**Given task**
Identify the lines that contain the word "color", then copy them.

**Raw data**
=======

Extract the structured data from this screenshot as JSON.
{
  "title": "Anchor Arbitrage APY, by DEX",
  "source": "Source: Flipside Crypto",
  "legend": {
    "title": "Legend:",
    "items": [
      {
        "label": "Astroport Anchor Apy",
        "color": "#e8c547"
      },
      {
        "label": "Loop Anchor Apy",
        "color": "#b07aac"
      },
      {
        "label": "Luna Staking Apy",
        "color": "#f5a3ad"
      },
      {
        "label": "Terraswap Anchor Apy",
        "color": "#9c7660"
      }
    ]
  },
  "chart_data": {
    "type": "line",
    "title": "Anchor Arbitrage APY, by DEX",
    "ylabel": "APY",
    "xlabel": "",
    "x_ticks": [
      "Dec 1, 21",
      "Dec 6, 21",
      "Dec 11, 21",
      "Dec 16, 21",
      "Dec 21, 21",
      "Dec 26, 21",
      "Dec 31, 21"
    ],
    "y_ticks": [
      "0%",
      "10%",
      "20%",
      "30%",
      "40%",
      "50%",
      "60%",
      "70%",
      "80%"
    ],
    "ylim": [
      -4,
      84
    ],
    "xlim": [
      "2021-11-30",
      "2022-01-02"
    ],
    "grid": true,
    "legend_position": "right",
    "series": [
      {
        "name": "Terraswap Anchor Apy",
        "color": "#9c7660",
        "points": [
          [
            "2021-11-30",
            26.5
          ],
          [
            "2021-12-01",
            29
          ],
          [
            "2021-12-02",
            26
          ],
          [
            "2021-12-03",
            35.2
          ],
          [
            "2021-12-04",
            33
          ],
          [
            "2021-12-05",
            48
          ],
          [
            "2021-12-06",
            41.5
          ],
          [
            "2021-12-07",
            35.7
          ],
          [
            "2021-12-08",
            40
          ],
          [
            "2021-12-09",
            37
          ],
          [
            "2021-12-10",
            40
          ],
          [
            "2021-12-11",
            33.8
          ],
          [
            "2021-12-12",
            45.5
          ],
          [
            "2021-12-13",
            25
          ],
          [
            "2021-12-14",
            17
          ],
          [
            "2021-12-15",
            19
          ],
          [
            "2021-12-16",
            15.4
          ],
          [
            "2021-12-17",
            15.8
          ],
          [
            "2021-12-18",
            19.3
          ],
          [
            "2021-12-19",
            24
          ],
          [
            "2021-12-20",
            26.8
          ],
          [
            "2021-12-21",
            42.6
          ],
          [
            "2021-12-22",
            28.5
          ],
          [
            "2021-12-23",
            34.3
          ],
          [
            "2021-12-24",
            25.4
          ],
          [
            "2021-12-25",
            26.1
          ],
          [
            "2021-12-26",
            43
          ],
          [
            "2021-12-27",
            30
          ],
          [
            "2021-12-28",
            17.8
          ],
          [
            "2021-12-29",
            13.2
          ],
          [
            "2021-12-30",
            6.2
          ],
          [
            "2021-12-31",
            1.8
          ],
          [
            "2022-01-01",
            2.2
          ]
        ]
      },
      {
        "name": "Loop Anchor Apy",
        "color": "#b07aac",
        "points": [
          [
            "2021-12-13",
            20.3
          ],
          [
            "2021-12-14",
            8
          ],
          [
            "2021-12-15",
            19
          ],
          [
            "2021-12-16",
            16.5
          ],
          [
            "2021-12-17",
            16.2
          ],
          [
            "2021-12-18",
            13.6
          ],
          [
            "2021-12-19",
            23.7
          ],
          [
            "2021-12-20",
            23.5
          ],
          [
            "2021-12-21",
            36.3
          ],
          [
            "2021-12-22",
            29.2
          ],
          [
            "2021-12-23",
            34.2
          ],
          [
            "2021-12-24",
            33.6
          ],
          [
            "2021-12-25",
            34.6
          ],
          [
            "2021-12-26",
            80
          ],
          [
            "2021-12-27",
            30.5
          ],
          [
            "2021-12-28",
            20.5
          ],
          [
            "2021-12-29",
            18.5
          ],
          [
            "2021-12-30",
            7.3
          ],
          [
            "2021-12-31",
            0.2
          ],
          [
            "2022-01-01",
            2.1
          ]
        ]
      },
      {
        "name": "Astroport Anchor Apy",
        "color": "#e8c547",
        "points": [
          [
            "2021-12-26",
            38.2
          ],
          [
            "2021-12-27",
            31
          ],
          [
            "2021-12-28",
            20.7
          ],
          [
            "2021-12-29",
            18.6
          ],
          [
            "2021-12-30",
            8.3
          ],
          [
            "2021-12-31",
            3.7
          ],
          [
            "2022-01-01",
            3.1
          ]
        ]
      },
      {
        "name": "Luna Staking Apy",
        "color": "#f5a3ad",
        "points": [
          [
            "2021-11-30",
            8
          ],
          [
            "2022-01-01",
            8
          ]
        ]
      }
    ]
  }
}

=======

**The result**
        "color": "#e8c547"
        "color": "#b07aac"
        "color": "#f5a3ad"
        "color": "#9c7660"
        "color": "#9c7660",
        "color": "#b07aac",
        "color": "#e8c547",
        "color": "#f5a3ad",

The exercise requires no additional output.